Performance characteristics [sensitivity, specificity, positive predictive value (PPV) and negative predictive value (NPV)] of each assay were calculated. Figures showing BDG and ELISA antigen/antibody levels were plotted using GraphPad Prism® 7 (GraphPad Software, Inc., Avenida De La Playa, CA, USA). Due to the number of patients involved, proven and probable invasive candidiasis groups were merged for data analysis. An indeterminate/intermediate result was regarded as negative for the purpose of sensitivity and specificity analysis.
3. Results
The final analysis included 50 serum samples from 24 patients. Of these, 14 had evidence of invasive candidiasis (proven or probable cases). Of these, 20 (40%) were positive for BDG, 5 (10%) were indeterminate and 25 (50%) were negative. BDG was negative in 2 out of the 14 (14%) proven or probable cases and 8 out of the 10 (80%) cases without evidence of invasive Candida infection (controls).

# [Exercise details]
Duplicate the candidiasis assay excerpt word for word, starting at "Performance characteristics [sensitivity, specificity, positive" and ending at "and specificity analysis.".

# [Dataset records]
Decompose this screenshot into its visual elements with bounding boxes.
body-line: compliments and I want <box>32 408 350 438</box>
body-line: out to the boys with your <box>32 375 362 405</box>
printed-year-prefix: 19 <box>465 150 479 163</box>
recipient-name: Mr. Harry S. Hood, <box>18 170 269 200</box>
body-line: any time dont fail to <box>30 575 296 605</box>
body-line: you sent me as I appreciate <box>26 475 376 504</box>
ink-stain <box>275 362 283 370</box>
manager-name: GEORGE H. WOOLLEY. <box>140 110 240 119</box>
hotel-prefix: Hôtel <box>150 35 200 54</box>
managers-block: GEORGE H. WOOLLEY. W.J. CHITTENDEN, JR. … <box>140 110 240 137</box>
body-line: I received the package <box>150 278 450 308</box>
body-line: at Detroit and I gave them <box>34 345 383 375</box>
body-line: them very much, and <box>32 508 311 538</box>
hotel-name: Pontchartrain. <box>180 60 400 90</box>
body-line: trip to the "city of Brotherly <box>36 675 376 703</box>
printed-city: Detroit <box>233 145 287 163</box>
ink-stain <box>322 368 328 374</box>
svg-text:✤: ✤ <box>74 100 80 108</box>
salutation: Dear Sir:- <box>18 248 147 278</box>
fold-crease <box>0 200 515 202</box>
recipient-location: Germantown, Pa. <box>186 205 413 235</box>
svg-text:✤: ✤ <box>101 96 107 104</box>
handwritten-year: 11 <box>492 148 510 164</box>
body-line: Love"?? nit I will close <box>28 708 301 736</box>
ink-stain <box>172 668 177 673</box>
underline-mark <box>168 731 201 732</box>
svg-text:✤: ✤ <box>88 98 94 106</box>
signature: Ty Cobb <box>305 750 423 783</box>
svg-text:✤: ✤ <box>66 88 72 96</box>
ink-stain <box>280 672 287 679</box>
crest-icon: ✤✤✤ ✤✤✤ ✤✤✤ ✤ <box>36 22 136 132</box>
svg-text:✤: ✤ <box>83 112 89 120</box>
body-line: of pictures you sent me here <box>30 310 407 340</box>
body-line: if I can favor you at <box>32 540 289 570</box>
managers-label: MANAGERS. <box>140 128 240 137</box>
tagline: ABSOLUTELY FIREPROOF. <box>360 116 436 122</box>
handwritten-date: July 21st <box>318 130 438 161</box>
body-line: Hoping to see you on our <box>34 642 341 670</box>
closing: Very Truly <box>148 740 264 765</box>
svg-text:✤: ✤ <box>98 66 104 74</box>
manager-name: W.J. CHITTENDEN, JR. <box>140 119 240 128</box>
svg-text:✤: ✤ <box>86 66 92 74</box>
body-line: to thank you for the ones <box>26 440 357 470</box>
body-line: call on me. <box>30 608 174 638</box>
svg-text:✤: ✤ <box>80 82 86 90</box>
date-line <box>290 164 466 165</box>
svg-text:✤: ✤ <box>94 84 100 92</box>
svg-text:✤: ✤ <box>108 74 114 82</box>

# [Result]
Performance characteristics [sensitivity, specificity, positive predictive value (PPV) and negative predictive value (NPV)] of each assay were calculated. Figures showing BDG and ELISA antigen/antibody levels were plotted using GraphPad Prism® 7 (GraphPad Software, Inc., Avenida De La Playa, CA, USA). Due to the number of patients involved, proven and probable invasive candidiasis groups were merged for data analysis. An indeterminate/intermediate result was regarded as negative for the purpose of sensitivity and specificity analysis.